■ Task ■
What follows is a listing; give it again exactly, in its entirety.

■ Entries with figure data ■
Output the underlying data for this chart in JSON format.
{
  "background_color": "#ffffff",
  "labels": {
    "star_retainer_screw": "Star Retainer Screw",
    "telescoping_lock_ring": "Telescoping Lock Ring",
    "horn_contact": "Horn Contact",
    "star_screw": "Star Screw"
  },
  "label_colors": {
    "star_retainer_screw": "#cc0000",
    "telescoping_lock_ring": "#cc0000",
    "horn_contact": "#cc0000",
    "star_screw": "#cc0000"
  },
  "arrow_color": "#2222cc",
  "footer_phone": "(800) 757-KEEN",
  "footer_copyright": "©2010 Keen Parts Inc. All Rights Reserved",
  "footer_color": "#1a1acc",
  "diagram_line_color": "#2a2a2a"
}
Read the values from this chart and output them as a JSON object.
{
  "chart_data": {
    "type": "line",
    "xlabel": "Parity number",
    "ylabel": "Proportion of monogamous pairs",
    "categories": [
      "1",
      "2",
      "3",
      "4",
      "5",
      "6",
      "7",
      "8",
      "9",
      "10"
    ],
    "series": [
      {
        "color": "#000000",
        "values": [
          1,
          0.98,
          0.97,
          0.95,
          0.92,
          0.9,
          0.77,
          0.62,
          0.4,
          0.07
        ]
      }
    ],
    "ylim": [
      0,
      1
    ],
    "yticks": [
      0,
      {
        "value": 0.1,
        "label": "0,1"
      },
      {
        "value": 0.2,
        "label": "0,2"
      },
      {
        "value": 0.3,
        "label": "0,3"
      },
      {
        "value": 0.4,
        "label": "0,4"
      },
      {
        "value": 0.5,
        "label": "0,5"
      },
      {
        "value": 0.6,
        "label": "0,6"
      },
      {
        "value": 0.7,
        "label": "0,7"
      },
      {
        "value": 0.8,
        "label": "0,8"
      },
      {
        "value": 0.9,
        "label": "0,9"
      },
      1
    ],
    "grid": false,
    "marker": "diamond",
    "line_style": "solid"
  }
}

■ Finished exercise ■
Output the underlying data for this chart in JSON format.
{
  "background_color": "#ffffff",
  "labels": {
    "star_retainer_screw": "Star Retainer Screw",
    "telescoping_lock_ring": "Telescoping Lock Ring",
    "horn_contact": "Horn Contact",
    "star_screw": "Star Screw"
  },
  "label_colors": {
    "star_retainer_screw": "#cc0000",
    "telescoping_lock_ring": "#cc0000",
    "horn_contact": "#cc0000",
    "star_screw": "#cc0000"
  },
  "arrow_color": "#2222cc",
  "footer_phone": "(800) 757-KEEN",
  "footer_copyright": "©2010 Keen Parts Inc. All Rights Reserved",
  "footer_color": "#1a1acc",
  "diagram_line_color": "#2a2a2a"
}
Read the values from this chart and output them as a JSON object.
{
  "chart_data": {
    "type": "line",
    "xlabel": "Parity number",
    "ylabel": "Proportion of monogamous pairs",
    "categories": [
      "1",
      "2",
      "3",
      "4",
      "5",
      "6",
      "7",
      "8",
      "9",
      "10"
    ],
    "series": [
      {
        "color": "#000000",
        "values": [
          1,
          0.98,
          0.97,
          0.95,
          0.92,
          0.9,
          0.77,
          0.62,
          0.4,
          0.07
        ]
      }
    ],
    "ylim": [
      0,
      1
    ],
    "yticks": [
      0,
      {
        "value": 0.1,
        "label": "0,1"
      },
      {
        "value": 0.2,
        "label": "0,2"
      },
      {
        "value": 0.3,
        "label": "0,3"
      },
      {
        "value": 0.4,
        "label": "0,4"
      },
      {
        "value": 0.5,
        "label": "0,5"
      },
      {
        "value": 0.6,
        "label": "0,6"
      },
      {
        "value": 0.7,
        "label": "0,7"
      },
      {
        "value": 0.8,
        "label": "0,8"
      },
      {
        "value": 0.9,
        "label": "0,9"
      },
      1
    ],
    "grid": false,
    "marker": "diamond",
    "line_style": "solid"
  }
}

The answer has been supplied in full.